* Text excerpt:
Content starts
Bartleson, Loosgie, Vasiliev

February 25, 2015

Rudolf Bartleson

  • Rudolf Bartleson, a Latvian engine fitter and sailor, came to Australia not long before the war.
  • He enlisted in Cairns, but did not embark with his regiment and no further records about his service were noted.
  • He continued his occupation as a sailor, moving to New York where he married and naturalised.

Stephen Loosgie

  • Stephen Loosgie, a Ukrainian, was born in the village in Chernigov Province. He came to Brisbane from the Far East in 1914 and worked on the railway construction sites.
  • Enlisting in the AIF, he served at Gallipoli and the Western Front with the 26th Battalion. In March 1917 he was wounded in the forearm in battle for Lagnicourt. Returning to the trenches after recovery, he left his unit, was caught and court martialled as a deserter. He pleaded not guilty, explaining at the trial that his 3 brothers were killed while serving in the Russian Army and his old father needed his help. His commander attested him as a ‘good man in the line’. Loosgie was found not guilty in desertion and returned to the trenches. In November 1917 he was gassed at Passchendaele and in July 1918 he was wounded again, shrapnel fractured his right arm. After that he was finally returned to Australia.
Content ends
* Data listing:
Content starts
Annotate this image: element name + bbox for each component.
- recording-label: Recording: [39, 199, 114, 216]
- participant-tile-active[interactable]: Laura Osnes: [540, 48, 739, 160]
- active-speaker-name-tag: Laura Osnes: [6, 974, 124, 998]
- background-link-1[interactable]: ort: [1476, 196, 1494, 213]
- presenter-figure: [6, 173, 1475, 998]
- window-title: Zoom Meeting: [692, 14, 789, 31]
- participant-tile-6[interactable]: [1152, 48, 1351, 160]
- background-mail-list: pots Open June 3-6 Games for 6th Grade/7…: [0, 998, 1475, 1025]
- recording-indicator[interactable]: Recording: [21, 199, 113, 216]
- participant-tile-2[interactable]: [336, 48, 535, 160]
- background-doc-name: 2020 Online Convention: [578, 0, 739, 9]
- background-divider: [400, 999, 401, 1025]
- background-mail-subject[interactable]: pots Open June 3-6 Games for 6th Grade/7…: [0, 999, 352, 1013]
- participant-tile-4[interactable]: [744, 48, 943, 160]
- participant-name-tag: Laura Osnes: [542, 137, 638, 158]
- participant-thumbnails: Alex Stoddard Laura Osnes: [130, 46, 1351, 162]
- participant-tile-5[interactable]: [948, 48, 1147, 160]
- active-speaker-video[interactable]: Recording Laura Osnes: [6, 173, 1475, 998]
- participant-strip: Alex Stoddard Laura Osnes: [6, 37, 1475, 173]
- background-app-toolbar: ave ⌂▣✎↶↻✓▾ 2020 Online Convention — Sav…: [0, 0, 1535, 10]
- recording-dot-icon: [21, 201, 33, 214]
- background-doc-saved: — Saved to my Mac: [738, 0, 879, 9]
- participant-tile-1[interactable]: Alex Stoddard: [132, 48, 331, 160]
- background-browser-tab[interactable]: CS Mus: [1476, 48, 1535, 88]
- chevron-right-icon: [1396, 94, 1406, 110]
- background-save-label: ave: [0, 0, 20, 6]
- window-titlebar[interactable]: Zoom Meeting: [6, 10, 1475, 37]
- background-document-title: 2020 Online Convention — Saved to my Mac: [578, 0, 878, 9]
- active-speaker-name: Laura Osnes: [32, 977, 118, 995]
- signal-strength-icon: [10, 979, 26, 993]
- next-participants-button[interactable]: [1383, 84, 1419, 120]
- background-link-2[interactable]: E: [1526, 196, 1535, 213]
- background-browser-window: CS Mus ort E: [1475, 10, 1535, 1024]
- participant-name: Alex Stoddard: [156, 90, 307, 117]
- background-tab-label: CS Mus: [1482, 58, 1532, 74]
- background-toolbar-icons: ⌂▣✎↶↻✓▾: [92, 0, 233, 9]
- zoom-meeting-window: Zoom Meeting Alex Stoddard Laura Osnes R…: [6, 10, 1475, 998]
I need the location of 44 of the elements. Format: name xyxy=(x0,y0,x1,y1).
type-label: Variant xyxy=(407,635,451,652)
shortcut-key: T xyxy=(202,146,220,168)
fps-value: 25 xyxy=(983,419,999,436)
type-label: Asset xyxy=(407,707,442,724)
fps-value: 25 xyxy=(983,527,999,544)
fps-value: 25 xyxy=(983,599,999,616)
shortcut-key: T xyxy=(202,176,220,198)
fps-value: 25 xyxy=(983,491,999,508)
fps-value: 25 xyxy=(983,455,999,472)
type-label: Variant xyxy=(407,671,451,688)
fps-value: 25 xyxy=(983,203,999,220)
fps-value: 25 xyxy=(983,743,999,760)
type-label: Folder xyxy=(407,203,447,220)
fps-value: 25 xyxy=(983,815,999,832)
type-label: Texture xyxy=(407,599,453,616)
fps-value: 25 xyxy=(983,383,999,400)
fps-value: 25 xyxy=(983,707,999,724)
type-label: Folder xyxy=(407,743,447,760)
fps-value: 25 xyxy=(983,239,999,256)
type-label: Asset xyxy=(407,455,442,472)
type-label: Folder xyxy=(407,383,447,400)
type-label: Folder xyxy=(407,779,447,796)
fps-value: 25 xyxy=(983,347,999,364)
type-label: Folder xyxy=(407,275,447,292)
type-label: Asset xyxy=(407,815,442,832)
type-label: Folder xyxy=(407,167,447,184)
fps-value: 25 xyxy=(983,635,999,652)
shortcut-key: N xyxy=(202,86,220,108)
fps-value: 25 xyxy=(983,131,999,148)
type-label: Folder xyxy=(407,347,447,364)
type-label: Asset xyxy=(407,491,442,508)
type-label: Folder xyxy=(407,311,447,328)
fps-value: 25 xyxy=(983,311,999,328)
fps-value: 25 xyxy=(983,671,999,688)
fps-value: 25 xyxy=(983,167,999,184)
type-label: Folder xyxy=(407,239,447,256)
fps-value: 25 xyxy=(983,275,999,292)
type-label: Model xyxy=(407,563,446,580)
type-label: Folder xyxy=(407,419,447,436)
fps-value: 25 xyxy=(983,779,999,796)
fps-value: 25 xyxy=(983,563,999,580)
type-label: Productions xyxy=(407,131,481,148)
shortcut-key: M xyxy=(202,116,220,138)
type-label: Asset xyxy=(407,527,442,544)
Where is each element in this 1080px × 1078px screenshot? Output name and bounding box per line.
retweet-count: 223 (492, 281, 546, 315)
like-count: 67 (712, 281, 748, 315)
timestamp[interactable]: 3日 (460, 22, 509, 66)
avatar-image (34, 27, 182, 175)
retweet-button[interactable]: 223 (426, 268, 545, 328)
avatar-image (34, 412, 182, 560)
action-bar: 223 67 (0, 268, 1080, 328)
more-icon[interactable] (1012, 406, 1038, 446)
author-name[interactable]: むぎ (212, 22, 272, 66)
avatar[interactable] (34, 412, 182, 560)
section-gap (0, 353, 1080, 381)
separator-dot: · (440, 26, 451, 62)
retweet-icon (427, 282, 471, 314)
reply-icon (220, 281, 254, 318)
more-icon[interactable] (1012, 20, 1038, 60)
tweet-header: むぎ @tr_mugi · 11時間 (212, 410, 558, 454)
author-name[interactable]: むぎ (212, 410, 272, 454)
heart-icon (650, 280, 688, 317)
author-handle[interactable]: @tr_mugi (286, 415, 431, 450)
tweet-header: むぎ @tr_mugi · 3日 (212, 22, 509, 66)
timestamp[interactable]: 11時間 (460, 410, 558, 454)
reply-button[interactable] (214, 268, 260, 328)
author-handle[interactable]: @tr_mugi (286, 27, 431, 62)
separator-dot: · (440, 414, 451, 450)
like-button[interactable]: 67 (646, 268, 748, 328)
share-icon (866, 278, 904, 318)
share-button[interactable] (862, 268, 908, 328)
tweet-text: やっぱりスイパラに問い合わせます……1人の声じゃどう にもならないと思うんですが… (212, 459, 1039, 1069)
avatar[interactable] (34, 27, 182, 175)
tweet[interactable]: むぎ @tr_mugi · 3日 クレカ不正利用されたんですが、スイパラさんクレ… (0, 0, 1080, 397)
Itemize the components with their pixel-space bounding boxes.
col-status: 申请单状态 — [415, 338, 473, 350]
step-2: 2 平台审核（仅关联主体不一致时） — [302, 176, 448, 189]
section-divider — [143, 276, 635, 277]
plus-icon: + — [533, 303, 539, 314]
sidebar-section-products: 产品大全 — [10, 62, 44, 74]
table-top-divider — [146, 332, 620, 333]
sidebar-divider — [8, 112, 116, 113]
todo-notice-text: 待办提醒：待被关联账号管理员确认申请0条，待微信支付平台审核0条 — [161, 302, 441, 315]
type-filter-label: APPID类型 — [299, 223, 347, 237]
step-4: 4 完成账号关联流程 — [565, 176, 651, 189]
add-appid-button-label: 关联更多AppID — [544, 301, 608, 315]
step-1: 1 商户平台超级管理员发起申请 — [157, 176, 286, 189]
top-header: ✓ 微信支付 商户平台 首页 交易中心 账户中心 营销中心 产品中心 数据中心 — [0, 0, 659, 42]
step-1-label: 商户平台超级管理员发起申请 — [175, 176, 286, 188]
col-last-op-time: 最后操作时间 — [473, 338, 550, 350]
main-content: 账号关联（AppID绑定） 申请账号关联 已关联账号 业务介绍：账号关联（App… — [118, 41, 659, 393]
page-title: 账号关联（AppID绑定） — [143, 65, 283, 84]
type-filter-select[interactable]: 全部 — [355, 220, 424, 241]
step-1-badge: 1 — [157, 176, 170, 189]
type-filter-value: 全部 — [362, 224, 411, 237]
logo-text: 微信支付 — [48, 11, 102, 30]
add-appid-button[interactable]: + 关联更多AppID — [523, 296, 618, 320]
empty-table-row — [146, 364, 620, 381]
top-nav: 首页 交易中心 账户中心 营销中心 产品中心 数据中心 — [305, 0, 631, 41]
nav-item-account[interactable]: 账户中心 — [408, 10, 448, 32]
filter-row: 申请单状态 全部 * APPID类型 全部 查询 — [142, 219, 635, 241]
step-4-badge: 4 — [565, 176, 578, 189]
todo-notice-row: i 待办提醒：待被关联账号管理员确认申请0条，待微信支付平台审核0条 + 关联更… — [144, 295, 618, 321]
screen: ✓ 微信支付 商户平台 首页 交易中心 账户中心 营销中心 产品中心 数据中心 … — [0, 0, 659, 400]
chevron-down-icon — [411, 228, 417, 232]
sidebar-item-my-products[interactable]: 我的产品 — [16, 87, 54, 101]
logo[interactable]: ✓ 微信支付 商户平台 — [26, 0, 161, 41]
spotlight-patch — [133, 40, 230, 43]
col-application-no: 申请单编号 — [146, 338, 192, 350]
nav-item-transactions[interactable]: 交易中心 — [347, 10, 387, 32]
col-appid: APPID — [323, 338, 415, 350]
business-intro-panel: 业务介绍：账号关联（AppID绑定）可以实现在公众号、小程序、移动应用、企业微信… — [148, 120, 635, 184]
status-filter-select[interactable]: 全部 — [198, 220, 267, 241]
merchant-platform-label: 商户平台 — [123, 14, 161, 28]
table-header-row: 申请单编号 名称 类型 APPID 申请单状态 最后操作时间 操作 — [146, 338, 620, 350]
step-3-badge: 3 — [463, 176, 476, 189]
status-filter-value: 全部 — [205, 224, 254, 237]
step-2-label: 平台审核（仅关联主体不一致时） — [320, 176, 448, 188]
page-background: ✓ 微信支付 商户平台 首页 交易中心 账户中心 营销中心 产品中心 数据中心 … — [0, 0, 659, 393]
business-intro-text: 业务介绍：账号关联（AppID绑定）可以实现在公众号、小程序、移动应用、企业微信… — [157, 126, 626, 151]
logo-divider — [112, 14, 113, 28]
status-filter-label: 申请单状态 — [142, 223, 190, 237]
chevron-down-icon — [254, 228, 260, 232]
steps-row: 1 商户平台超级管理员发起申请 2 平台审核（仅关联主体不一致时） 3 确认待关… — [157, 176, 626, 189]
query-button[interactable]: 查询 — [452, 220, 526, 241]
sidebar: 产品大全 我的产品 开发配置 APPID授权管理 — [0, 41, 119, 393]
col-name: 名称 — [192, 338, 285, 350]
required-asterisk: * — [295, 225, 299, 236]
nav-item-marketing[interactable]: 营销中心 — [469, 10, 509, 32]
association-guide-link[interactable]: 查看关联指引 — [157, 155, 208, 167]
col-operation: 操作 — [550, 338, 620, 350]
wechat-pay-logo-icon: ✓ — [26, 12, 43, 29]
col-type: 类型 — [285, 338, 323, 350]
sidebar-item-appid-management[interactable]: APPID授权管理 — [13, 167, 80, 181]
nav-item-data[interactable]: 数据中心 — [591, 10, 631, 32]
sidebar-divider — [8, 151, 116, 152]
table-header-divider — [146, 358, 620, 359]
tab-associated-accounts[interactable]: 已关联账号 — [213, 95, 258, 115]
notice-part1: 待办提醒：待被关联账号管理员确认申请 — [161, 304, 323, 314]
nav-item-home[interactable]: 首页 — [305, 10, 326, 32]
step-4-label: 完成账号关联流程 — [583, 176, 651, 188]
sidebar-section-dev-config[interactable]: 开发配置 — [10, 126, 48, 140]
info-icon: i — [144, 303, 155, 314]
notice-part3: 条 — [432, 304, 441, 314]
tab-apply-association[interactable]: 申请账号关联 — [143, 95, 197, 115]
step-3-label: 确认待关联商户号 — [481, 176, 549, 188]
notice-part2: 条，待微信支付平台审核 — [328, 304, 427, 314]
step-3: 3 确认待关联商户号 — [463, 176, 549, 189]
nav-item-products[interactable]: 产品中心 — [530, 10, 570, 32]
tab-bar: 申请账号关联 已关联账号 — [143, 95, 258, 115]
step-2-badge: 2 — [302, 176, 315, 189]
Content ends
* Work instructions: Reproduce the full text headed "Bartleson, Loosgie, Vasiliev" word for word, keeping its original wording and order.

* Output for this exercise:
Bartleson, Loosgie, Vasiliev

February 25, 2015

Rudolf Bartleson

  • Rudolf Bartleson, a Latvian engine fitter and sailor, came to Australia not long before the war.
  • He enlisted in Cairns, but did not embark with his regiment and no further records about his service were noted.
  • He continued his occupation as a sailor, moving to New York where he married and naturalised.

Stephen Loosgie

  • Stephen Loosgie, a Ukrainian, was born in the village in Chernigov Province. He came to Brisbane from the Far East in 1914 and worked on the railway construction sites.
  • Enlisting in the AIF, he served at Gallipoli and the Western Front with the 26th Battalion. In March 1917 he was wounded in the forearm in battle for Lagnicourt. Returning to the trenches after recovery, he left his unit, was caught and court martialled as a deserter. He pleaded not guilty, explaining at the trial that his 3 brothers were killed while serving in the Russian Army and his old father needed his help. His commander attested him as a ‘good man in the line’. Loosgie was found not guilty in desertion and returned to the trenches. In November 1917 he was gassed at Passchendaele and in July 1918 he was wounded again, shrapnel fractured his right arm. After that he was finally returned to Australia.